Start of DATA SECTION
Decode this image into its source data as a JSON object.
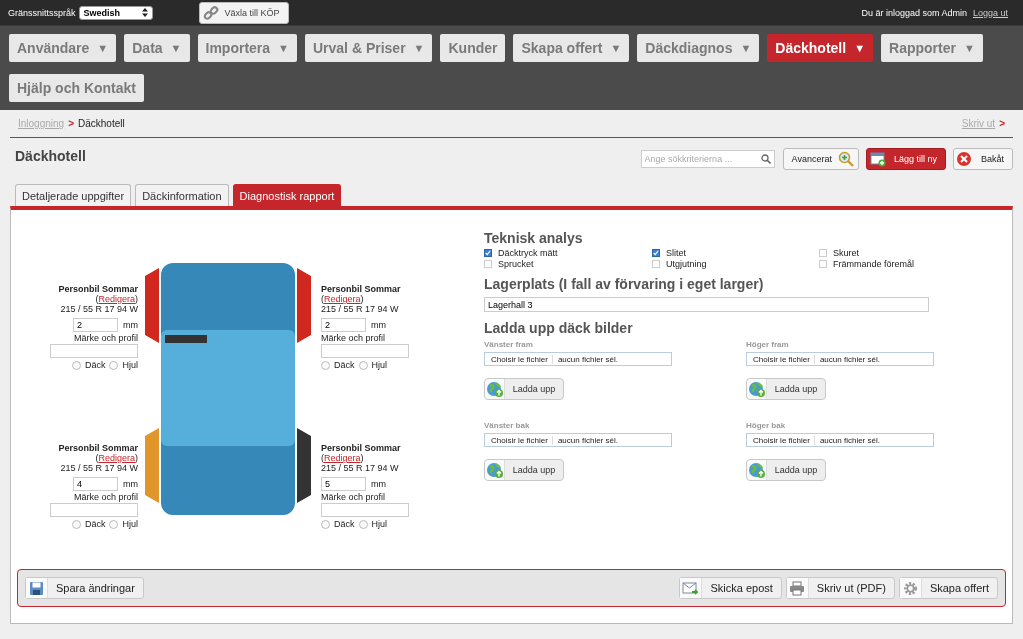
{
  "top_bar": {
    "language_label": "Gränssnittsspråk",
    "language": "Swedish",
    "switch_button": "Växla till KÖP",
    "user_text": "Du är inloggad som Admin",
    "logout": "Logga ut"
  },
  "nav": [
    {
      "label": "Användare",
      "dropdown": true,
      "selected": false
    },
    {
      "label": "Data",
      "dropdown": true,
      "selected": false
    },
    {
      "label": "Importera",
      "dropdown": true,
      "selected": false
    },
    {
      "label": "Urval & Priser",
      "dropdown": true,
      "selected": false
    },
    {
      "label": "Kunder",
      "dropdown": false,
      "selected": false
    },
    {
      "label": "Skapa offert",
      "dropdown": true,
      "selected": false
    },
    {
      "label": "Däckdiagnos",
      "dropdown": true,
      "selected": false
    },
    {
      "label": "Däckhotell",
      "dropdown": true,
      "selected": true
    },
    {
      "label": "Rapporter",
      "dropdown": true,
      "selected": false
    },
    {
      "label": "Hjälp och Kontakt",
      "dropdown": false,
      "selected": false
    }
  ],
  "dropdown_mark": "▼",
  "breadcrumb": {
    "link": "Inloggning",
    "separator": ">",
    "current": "Däckhotell",
    "print": "Skriv ut",
    "print_arrow": ">"
  },
  "page_title": "Däckhotell",
  "search": {
    "placeholder": "Ange sökkriterierna ..."
  },
  "header_buttons": [
    {
      "label": "Avancerat",
      "kind": "advanced"
    },
    {
      "label": "Lägg till ny",
      "kind": "add"
    },
    {
      "label": "Bakåt",
      "kind": "back"
    }
  ],
  "tabs": [
    {
      "label": "Detaljerade uppgifter",
      "selected": false
    },
    {
      "label": "Däckinformation",
      "selected": false
    },
    {
      "label": "Diagnostisk rapport",
      "selected": true
    }
  ],
  "wheels": [
    {
      "kind": "left",
      "title": "Personbil Sommar",
      "paren_open": "(",
      "edit": "Redigera",
      "paren_close": ")",
      "size": "215 / 55 R 17 94 W",
      "depth": "2",
      "unit": "mm",
      "brand_label": "Märke och profil",
      "color": "#d0281f",
      "options": [
        {
          "label": "Däck",
          "selected": false
        },
        {
          "label": "Hjul",
          "selected": false
        }
      ]
    },
    {
      "kind": "right",
      "title": "Personbil Sommar",
      "paren_open": "(",
      "edit": "Redigera",
      "paren_close": ")",
      "size": "215 / 55 R 17 94 W",
      "depth": "2",
      "unit": "mm",
      "brand_label": "Märke och profil",
      "color": "#d0281f",
      "options": [
        {
          "label": "Däck",
          "selected": false
        },
        {
          "label": "Hjul",
          "selected": false
        }
      ]
    },
    {
      "kind": "left",
      "title": "Personbil Sommar",
      "paren_open": "(",
      "edit": "Redigera",
      "paren_close": ")",
      "size": "215 / 55 R 17 94 W",
      "depth": "4",
      "unit": "mm",
      "brand_label": "Märke och profil",
      "color": "#e0962a",
      "options": [
        {
          "label": "Däck",
          "selected": false
        },
        {
          "label": "Hjul",
          "selected": false
        }
      ]
    },
    {
      "kind": "right",
      "title": "Personbil Sommar",
      "paren_open": "(",
      "edit": "Redigera",
      "paren_close": ")",
      "size": "215 / 55 R 17 94 W",
      "depth": "5",
      "unit": "mm",
      "brand_label": "Märke och profil",
      "color": "#333333",
      "options": [
        {
          "label": "Däck",
          "selected": false
        },
        {
          "label": "Hjul",
          "selected": false
        }
      ]
    }
  ],
  "analysis": {
    "title": "Teknisk analys",
    "checks": [
      {
        "label": "Däcktryck mätt",
        "checked": true
      },
      {
        "label": "Slitet",
        "checked": true
      },
      {
        "label": "Skuret",
        "checked": false
      },
      {
        "label": "Sprucket",
        "checked": false
      },
      {
        "label": "Utgjutning",
        "checked": false
      },
      {
        "label": "Främmande föremål",
        "checked": false
      }
    ]
  },
  "storage": {
    "title": "Lagerplats (I fall av förvaring i eget larger)",
    "value": "Lagerhall 3"
  },
  "uploads": {
    "title": "Ladda upp däck bilder",
    "slots": [
      {
        "label": "Vänster fram",
        "choose": "Choisir le fichier",
        "file": "aucun fichier sél.",
        "button": "Ladda upp"
      },
      {
        "label": "Höger fram",
        "choose": "Choisir le fichier",
        "file": "aucun fichier sél.",
        "button": "Ladda upp"
      },
      {
        "label": "Vänster bak",
        "choose": "Choisir le fichier",
        "file": "aucun fichier sél.",
        "button": "Ladda upp"
      },
      {
        "label": "Höger bak",
        "choose": "Choisir le fichier",
        "file": "aucun fichier sél.",
        "button": "Ladda upp"
      }
    ]
  },
  "footer": {
    "left": [
      {
        "label": "Spara ändringar",
        "kind": "save"
      }
    ],
    "right": [
      {
        "label": "Skicka epost",
        "kind": "email"
      },
      {
        "label": "Skriv ut (PDF)",
        "kind": "print"
      },
      {
        "label": "Skapa offert",
        "kind": "gear"
      }
    ]
  }
}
End of DATA SECTION
Show, from the listing above, each line that contains the word "offert".

• OUTPUT OF THE TASK:
      "label": "Skapa offert",
        "label": "Skapa offert",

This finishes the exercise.